## begin Material supplied

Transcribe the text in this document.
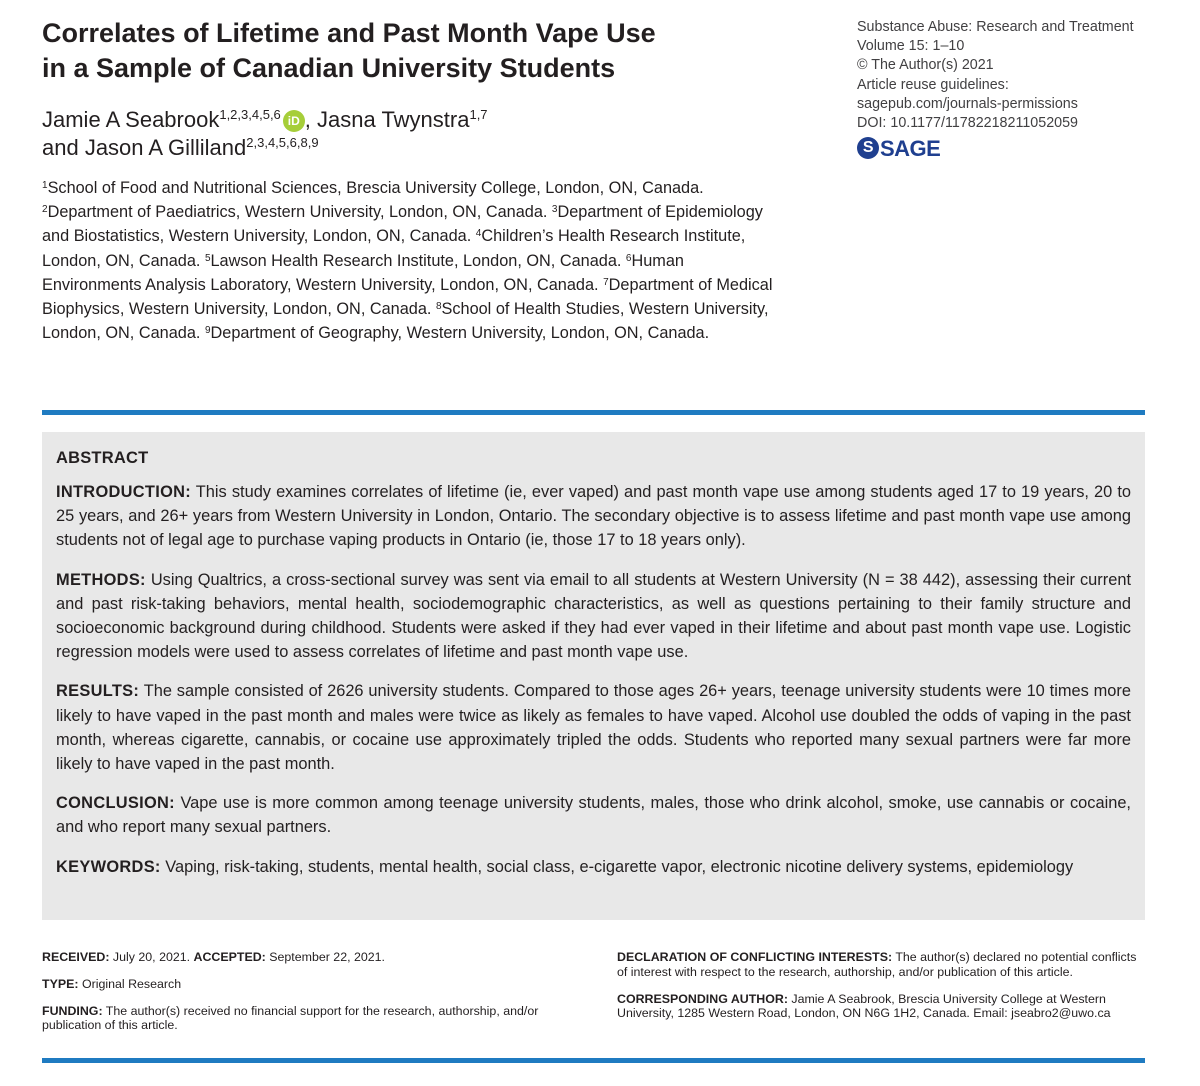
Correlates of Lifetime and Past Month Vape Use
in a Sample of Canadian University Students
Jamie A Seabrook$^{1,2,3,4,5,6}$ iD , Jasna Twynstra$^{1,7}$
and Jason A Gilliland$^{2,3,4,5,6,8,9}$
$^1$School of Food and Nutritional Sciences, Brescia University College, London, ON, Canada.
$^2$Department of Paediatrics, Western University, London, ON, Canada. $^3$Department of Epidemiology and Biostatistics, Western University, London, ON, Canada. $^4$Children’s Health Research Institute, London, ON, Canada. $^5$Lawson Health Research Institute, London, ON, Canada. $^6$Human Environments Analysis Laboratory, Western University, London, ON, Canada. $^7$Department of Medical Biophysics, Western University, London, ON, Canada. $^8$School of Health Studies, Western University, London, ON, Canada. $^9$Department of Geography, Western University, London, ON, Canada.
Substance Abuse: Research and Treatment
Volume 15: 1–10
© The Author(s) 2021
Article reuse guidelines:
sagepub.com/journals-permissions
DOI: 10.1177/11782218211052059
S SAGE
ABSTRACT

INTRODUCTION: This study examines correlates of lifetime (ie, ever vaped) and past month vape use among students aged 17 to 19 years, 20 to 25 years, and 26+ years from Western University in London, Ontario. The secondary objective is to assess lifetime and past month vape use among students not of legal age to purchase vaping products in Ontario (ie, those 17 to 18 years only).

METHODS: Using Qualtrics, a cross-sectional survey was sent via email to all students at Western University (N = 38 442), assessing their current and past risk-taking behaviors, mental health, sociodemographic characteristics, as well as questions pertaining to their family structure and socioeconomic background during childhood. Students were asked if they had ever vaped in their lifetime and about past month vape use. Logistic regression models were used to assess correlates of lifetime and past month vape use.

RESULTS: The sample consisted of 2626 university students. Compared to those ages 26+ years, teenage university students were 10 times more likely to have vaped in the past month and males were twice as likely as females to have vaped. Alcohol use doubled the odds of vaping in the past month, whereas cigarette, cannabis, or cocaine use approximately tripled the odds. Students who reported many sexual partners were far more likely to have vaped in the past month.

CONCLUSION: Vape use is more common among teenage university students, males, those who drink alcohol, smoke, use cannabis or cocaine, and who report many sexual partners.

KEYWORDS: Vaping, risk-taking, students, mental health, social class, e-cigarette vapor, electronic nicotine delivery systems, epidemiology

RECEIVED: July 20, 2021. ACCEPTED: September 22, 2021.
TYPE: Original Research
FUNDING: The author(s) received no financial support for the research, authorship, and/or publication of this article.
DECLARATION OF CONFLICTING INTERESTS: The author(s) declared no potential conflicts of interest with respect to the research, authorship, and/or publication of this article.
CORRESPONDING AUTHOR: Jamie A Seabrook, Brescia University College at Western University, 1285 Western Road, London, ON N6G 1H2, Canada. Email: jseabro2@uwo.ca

## end Material supplied
## begin Material supplied

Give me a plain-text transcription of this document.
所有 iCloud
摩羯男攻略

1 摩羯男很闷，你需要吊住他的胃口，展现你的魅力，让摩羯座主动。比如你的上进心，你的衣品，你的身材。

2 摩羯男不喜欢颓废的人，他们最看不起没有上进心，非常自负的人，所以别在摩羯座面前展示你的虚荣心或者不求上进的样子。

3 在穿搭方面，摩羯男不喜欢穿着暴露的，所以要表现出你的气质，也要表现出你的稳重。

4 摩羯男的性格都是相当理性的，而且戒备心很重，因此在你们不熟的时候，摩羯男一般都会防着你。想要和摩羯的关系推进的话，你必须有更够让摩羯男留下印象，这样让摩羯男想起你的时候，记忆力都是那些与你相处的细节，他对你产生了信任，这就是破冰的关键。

## end Material supplied
## begin Material supplied

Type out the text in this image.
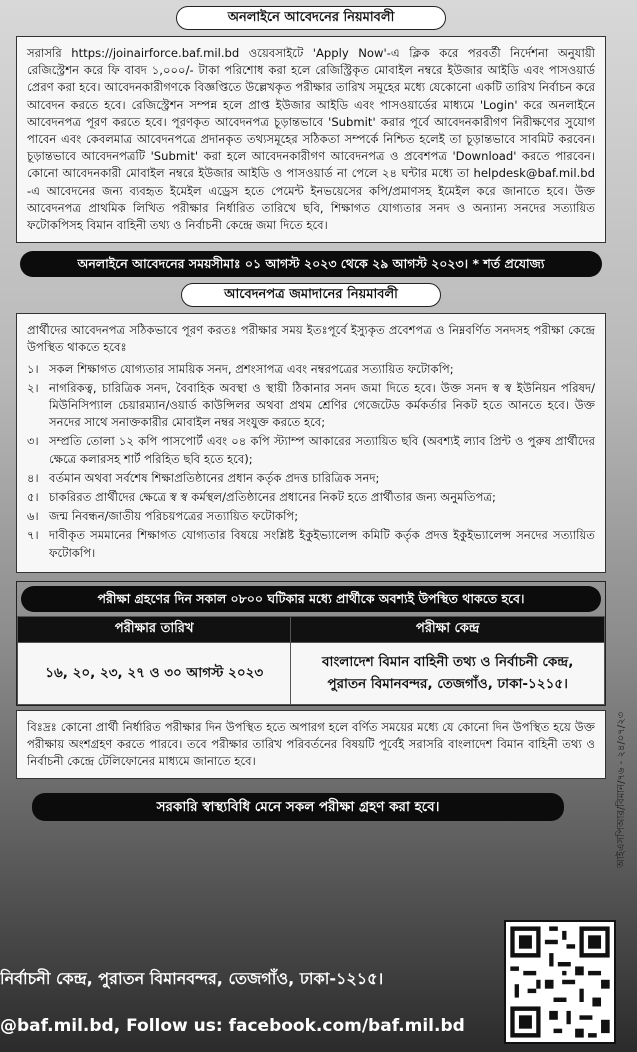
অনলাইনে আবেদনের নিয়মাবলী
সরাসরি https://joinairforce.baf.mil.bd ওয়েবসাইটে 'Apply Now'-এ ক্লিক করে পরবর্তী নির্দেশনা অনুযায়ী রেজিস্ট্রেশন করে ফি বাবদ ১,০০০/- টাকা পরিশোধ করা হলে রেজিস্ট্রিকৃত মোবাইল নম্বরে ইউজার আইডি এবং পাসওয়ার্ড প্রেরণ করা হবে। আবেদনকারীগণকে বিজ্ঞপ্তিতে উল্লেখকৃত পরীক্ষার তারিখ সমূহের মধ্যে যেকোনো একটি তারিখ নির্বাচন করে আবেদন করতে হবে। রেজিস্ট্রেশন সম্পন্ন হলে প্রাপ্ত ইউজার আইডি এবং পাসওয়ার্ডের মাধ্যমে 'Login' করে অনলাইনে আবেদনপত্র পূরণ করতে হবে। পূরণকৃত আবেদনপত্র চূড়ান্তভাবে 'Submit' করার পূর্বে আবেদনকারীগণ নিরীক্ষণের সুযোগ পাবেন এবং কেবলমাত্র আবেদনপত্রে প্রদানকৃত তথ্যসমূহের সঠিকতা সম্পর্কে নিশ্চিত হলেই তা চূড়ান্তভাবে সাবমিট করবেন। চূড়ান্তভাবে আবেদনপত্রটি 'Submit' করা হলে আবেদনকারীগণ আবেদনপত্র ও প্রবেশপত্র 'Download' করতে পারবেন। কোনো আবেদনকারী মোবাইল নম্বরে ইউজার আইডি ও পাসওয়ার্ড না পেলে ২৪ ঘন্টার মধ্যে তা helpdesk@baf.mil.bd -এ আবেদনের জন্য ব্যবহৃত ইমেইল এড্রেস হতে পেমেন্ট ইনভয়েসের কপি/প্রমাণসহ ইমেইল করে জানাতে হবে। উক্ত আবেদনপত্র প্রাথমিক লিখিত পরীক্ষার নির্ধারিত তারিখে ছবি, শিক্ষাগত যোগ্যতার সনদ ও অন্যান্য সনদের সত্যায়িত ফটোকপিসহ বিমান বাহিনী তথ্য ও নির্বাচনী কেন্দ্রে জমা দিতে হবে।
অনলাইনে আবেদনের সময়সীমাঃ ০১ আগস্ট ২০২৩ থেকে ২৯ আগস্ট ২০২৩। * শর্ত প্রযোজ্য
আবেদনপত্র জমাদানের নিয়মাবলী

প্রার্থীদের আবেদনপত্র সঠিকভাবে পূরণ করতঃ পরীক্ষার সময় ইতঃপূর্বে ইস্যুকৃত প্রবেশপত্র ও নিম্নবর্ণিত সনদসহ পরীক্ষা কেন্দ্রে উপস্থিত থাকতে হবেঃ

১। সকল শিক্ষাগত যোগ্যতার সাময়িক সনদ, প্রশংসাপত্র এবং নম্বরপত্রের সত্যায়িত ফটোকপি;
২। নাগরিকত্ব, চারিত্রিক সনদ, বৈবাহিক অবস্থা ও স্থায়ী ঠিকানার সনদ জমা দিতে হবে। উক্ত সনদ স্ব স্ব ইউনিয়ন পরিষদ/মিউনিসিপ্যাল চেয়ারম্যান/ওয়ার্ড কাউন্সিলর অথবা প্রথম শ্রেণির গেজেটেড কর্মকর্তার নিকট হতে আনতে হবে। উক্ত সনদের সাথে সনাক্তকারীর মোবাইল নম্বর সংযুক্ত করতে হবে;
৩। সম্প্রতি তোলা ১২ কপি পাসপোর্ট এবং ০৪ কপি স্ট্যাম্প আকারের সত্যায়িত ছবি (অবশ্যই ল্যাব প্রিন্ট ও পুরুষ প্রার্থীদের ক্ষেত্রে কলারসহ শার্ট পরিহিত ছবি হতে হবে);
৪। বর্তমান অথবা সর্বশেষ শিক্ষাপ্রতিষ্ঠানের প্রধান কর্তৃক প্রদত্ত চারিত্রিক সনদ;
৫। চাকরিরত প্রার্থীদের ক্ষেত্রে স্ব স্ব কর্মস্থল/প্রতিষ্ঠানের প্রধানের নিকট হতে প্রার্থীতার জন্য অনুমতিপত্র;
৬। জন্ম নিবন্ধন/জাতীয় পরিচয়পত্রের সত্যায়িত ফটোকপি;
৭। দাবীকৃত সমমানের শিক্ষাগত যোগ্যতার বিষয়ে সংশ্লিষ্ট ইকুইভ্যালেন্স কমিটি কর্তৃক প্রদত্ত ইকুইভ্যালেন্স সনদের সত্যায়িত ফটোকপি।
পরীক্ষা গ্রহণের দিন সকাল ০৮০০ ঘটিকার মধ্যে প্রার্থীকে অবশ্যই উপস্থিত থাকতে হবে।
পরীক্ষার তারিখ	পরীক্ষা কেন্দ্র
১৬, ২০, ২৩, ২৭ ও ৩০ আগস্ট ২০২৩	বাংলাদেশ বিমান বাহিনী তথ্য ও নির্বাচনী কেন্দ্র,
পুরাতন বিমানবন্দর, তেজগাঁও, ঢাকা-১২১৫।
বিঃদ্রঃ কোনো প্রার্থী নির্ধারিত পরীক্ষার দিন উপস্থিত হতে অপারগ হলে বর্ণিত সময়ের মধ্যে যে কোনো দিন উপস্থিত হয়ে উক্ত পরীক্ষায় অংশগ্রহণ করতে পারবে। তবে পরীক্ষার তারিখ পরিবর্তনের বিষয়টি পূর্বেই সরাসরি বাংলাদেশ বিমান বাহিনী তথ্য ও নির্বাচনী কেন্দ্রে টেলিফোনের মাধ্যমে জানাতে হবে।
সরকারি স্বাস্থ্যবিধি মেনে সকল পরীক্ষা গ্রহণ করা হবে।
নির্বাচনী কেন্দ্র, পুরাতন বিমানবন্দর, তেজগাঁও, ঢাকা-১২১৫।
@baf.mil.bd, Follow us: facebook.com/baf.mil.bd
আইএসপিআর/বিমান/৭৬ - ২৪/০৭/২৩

## end Material supplied

# Exercise aim
Each line holding "publication" must be found and copied.

# Response to the task
FUNDING: The author(s) received no financial support for the research, authorship, and/or publication of this article.
DECLARATION OF CONFLICTING INTERESTS: The author(s) declared no potential conflicts of interest with respect to the research, authorship, and/or publication of this article.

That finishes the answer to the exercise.